--- BEGIN Dataset ---

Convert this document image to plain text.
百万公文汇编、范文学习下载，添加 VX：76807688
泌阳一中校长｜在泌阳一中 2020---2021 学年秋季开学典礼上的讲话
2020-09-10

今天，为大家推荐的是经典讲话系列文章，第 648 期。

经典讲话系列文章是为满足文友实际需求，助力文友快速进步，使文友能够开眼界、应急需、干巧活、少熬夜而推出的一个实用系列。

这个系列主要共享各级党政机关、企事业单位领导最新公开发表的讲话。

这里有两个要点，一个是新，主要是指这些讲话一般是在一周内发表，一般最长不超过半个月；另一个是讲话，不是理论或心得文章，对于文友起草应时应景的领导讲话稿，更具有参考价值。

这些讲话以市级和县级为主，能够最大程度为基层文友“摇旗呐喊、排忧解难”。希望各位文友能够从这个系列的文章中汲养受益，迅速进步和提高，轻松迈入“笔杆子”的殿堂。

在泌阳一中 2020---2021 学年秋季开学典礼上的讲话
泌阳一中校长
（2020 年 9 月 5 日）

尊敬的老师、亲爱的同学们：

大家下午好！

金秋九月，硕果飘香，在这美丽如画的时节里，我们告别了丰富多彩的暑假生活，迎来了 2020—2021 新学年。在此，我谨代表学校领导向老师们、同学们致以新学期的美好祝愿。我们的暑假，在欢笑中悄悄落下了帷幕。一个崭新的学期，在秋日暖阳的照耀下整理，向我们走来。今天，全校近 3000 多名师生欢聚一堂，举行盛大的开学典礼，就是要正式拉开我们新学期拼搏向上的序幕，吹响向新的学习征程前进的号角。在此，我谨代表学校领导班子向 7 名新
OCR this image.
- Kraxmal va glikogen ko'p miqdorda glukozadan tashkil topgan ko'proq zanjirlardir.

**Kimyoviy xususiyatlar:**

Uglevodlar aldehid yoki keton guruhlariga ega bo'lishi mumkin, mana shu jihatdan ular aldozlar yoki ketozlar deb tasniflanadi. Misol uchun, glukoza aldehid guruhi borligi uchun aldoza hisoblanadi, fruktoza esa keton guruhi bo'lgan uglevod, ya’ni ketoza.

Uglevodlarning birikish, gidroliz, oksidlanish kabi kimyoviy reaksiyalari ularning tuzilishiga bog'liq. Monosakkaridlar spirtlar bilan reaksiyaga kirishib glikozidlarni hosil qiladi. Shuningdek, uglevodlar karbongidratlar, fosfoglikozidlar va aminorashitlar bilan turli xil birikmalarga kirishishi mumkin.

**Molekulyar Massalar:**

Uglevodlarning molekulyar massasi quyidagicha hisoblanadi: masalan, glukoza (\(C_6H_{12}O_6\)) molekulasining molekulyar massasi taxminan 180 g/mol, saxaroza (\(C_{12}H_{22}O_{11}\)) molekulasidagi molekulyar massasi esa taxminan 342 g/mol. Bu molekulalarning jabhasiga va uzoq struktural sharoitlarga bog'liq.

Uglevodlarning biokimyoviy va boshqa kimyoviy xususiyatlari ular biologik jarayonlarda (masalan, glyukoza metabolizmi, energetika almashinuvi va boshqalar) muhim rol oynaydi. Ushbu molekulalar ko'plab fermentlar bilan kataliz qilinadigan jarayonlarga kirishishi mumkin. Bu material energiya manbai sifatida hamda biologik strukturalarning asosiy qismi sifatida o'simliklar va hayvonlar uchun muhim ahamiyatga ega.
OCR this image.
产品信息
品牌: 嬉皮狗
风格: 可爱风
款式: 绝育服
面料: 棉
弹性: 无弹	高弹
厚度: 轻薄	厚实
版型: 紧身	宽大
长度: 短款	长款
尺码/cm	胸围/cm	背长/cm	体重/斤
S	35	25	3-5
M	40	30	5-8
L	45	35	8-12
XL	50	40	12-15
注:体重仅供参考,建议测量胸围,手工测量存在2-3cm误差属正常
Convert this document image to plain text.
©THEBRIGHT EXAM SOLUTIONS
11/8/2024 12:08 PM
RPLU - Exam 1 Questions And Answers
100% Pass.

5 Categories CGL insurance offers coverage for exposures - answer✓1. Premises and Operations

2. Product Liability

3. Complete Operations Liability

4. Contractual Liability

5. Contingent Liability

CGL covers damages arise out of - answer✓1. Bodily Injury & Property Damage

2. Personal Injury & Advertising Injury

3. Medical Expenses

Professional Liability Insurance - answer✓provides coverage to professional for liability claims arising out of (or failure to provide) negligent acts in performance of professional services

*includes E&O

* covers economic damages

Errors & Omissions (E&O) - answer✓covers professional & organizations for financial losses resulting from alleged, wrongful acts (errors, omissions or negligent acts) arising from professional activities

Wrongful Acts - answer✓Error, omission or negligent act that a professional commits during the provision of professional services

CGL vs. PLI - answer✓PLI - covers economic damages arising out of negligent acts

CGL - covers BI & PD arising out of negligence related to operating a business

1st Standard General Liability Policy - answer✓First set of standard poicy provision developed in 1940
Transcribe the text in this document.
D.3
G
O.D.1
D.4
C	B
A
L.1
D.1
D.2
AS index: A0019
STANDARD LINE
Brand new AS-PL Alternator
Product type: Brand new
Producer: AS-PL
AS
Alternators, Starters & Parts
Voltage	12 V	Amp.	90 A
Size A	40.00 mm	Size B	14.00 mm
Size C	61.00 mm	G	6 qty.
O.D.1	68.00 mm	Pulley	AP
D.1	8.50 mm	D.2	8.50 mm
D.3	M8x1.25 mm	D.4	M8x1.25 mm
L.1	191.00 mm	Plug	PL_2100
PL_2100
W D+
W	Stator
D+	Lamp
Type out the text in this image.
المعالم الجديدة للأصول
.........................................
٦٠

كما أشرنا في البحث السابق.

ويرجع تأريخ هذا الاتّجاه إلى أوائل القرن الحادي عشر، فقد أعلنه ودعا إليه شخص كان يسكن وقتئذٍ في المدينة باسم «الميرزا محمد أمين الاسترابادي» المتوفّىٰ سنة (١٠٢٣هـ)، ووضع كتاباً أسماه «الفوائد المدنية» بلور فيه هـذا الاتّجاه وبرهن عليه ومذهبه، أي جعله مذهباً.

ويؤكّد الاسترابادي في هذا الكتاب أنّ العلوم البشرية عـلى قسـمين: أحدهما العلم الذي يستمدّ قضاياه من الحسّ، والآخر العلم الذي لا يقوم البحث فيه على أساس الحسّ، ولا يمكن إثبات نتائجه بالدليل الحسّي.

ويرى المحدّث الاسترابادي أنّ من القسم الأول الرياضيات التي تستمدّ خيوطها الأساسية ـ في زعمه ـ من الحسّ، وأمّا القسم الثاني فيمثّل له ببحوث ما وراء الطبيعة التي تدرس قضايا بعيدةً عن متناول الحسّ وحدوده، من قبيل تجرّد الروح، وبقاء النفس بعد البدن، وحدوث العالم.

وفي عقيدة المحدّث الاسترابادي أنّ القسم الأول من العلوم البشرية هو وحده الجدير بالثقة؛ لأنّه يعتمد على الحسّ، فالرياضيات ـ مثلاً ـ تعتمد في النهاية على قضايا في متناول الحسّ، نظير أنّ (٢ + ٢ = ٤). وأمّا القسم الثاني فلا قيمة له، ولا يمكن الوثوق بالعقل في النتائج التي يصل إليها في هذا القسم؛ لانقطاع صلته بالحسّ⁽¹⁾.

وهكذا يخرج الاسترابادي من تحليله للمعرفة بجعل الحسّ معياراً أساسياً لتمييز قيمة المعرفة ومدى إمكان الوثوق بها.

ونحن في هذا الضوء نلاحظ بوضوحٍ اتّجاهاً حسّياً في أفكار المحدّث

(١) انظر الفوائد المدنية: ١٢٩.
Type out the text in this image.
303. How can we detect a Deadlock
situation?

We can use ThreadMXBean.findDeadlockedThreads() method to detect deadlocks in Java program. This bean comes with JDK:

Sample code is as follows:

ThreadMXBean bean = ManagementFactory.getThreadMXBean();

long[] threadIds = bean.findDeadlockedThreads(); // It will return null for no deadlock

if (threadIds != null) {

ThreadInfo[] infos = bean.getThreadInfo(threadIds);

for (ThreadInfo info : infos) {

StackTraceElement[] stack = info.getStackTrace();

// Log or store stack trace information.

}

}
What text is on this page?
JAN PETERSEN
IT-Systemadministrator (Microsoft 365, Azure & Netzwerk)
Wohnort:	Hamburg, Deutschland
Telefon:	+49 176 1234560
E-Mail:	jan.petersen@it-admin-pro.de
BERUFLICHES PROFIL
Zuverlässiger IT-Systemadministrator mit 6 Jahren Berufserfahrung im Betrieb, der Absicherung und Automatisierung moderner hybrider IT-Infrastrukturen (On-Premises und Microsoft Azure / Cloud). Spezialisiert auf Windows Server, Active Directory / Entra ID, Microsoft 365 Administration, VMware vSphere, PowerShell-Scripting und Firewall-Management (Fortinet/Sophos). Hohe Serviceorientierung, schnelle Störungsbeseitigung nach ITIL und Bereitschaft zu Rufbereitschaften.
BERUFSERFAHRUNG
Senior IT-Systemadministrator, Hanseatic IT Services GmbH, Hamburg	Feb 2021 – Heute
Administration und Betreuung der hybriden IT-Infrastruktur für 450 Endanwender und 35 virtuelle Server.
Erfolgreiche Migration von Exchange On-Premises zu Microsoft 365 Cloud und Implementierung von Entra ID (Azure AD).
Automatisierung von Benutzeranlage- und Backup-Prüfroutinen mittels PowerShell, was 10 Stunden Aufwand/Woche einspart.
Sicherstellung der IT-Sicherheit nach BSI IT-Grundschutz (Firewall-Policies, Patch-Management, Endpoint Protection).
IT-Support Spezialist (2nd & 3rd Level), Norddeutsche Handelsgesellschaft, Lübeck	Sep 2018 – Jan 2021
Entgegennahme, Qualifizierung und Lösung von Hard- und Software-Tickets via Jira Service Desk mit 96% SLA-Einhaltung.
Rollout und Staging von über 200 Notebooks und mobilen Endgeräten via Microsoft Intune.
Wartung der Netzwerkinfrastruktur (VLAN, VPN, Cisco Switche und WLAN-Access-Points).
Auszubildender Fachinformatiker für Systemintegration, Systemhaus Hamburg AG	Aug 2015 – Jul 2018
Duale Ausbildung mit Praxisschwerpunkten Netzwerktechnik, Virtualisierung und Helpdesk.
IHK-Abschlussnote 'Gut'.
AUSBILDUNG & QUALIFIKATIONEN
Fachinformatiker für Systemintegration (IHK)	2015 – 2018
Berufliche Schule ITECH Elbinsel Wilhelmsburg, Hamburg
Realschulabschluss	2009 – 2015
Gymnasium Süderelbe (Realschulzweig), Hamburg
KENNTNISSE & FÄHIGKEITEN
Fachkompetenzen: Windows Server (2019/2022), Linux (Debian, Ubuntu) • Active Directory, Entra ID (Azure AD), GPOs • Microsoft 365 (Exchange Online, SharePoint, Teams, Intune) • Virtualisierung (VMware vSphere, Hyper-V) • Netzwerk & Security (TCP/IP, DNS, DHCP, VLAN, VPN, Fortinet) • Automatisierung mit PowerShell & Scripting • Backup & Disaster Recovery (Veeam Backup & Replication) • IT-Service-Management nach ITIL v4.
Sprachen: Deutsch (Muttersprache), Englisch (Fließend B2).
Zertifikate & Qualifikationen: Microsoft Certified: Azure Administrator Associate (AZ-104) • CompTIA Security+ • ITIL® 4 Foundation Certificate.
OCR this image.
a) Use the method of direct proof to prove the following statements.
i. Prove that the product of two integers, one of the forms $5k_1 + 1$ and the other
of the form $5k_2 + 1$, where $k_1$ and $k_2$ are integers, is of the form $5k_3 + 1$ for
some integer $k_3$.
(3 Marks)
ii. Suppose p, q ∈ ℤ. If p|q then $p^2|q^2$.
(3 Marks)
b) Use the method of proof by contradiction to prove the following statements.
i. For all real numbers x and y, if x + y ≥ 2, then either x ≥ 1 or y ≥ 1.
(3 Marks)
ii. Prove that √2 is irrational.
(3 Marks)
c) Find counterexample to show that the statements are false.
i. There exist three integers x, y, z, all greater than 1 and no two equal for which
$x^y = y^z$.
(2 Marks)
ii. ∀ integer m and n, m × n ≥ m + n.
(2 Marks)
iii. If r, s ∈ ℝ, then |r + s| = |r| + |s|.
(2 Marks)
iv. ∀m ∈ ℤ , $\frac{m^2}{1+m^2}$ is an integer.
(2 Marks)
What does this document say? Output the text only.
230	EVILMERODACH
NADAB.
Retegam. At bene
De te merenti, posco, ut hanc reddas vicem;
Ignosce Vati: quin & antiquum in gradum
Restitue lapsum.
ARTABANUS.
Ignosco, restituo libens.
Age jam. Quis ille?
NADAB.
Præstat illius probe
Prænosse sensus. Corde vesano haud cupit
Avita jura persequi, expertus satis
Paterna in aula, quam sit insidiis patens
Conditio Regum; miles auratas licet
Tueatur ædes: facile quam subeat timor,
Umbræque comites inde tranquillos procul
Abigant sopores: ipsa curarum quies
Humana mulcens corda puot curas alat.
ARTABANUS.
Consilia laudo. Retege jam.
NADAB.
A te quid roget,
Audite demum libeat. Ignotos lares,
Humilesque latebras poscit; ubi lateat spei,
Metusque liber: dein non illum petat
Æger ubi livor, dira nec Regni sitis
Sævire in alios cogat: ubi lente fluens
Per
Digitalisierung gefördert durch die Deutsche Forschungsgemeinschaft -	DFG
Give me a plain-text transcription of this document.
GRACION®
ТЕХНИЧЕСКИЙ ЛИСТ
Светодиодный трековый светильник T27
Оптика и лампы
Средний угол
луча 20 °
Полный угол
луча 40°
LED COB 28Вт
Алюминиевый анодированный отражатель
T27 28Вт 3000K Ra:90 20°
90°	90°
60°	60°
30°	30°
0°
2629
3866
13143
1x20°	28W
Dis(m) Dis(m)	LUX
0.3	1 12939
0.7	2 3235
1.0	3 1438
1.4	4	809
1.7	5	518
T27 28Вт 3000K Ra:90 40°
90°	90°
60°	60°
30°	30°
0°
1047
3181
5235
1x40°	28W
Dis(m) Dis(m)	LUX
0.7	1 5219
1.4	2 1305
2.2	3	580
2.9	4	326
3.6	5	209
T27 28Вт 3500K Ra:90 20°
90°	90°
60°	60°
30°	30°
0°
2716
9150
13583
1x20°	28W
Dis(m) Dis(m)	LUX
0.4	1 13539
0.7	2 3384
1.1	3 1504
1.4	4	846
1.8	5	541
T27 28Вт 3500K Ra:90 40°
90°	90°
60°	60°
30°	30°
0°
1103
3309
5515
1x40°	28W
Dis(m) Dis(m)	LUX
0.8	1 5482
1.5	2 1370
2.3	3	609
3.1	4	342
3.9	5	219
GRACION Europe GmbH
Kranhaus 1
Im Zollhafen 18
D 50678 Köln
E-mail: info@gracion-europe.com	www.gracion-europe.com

--- END Dataset ---

_Prompt_
Every line holding "professional" should be copied out.

_Full response_
Professional Liability Insurance - answer✓provides coverage to professional for liability claims arising out of (or failure to provide) negligent acts in performance of professional services
Errors & Omissions (E&O) - answer✓covers professional & organizations for financial losses resulting from alleged, wrongful acts (errors, omissions or negligent acts) arising from professional activities
Wrongful Acts - answer✓Error, omission or negligent act that a professional commits during the provision of professional services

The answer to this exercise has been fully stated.